Data records
%%
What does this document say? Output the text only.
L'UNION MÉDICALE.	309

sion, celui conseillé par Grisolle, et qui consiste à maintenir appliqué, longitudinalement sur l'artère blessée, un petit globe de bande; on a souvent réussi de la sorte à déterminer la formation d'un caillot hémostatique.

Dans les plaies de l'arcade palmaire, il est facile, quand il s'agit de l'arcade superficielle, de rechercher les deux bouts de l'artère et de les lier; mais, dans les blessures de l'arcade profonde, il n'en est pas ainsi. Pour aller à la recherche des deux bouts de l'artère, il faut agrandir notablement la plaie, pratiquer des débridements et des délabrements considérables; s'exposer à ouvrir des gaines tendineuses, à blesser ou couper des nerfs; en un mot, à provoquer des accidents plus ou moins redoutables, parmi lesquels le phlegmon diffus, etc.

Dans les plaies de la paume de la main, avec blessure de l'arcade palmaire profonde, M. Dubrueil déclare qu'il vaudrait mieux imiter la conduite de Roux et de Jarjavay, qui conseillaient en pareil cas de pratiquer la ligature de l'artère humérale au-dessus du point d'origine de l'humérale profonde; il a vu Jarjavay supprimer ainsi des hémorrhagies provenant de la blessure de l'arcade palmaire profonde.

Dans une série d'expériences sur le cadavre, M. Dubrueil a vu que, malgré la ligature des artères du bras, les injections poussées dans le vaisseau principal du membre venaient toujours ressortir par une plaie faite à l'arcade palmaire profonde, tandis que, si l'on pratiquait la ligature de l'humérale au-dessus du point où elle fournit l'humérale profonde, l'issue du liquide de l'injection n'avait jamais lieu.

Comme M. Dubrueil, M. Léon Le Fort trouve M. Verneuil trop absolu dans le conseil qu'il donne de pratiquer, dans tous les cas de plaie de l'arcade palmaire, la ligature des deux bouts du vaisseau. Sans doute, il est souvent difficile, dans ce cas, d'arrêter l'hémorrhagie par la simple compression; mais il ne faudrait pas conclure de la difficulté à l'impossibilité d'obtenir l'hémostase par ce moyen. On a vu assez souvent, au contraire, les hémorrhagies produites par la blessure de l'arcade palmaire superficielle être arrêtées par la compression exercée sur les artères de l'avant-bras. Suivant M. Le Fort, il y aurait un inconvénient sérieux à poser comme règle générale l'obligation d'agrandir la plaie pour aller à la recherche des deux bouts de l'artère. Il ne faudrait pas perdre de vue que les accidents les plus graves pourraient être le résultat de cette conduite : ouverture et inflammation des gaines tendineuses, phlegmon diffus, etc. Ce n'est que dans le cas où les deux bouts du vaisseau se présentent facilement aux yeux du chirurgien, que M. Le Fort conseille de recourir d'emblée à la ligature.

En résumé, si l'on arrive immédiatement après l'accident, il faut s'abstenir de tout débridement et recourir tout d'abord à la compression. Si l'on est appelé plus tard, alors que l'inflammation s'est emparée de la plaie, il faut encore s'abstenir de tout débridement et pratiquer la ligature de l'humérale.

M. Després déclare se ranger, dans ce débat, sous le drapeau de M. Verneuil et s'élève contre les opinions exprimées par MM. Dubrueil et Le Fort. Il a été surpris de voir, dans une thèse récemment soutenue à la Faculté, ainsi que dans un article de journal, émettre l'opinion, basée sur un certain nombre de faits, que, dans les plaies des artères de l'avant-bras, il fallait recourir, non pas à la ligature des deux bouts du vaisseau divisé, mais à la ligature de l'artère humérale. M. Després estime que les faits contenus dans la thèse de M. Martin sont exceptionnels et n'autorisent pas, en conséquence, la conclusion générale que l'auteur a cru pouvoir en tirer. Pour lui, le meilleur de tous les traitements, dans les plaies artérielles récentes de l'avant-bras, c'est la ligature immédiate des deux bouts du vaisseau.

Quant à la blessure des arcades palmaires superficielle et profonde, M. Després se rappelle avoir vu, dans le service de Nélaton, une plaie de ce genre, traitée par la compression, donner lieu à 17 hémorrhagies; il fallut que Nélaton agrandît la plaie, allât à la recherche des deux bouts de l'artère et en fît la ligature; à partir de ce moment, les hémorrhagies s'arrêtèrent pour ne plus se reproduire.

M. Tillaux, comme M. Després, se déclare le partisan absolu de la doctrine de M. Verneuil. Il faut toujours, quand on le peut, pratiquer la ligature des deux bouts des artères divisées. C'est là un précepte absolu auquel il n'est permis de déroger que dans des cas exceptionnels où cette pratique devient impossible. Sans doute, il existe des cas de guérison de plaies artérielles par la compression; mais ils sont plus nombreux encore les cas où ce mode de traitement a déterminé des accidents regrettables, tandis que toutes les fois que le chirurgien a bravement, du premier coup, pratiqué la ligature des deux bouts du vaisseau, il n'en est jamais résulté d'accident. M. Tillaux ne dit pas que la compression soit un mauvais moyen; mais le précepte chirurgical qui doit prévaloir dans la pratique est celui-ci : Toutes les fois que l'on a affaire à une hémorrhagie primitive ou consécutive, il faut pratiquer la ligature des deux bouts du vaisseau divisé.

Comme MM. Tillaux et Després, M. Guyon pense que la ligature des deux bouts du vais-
%%
Look over the records above and copy each line that includes the string "générale".

◆ **ANSWER TO THIS TASK**
Comme M. Dubrueil, M. Léon Le Fort trouve M. Verneuil trop absolu dans le conseil qu'il donne de pratiquer, dans tous les cas de plaie de l'arcade palmaire, la ligature des deux bouts du vaisseau. Sans doute, il est souvent difficile, dans ce cas, d'arrêter l'hémorrhagie par la simple compression; mais il ne faudrait pas conclure de la difficulté à l'impossibilité d'obtenir l'hémostase par ce moyen. On a vu assez souvent, au contraire, les hémorrhagies produites par la blessure de l'arcade palmaire superficielle être arrêtées par la compression exercée sur les artères de l'avant-bras. Suivant M. Le Fort, il y aurait un inconvénient sérieux à poser comme règle générale l'obligation d'agrandir la plaie pour aller à la recherche des deux bouts de l'artère. Il ne faudrait pas perdre de vue que les accidents les plus graves pourraient être le résultat de cette conduite : ouverture et inflammation des gaines tendineuses, phlegmon diffus, etc. Ce n'est que dans le cas où les deux bouts du vaisseau se présentent facilement aux yeux du chirurgien, que M. Le Fort conseille de recourir d'emblée à la ligature.
M. Després déclare se ranger, dans ce débat, sous le drapeau de M. Verneuil et s'élève contre les opinions exprimées par MM. Dubrueil et Le Fort. Il a été surpris de voir, dans une thèse récemment soutenue à la Faculté, ainsi que dans un article de journal, émettre l'opinion, basée sur un certain nombre de faits, que, dans les plaies des artères de l'avant-bras, il fallait recourir, non pas à la ligature des deux bouts du vaisseau divisé, mais à la ligature de l'artère humérale. M. Després estime que les faits contenus dans la thèse de M. Martin sont exceptionnels et n'autorisent pas, en conséquence, la conclusion générale que l'auteur a cru pouvoir en tirer. Pour lui, le meilleur de tous les traitements, dans les plaies artérielles récentes de l'avant-bras, c'est la ligature immédiate des deux bouts du vaisseau.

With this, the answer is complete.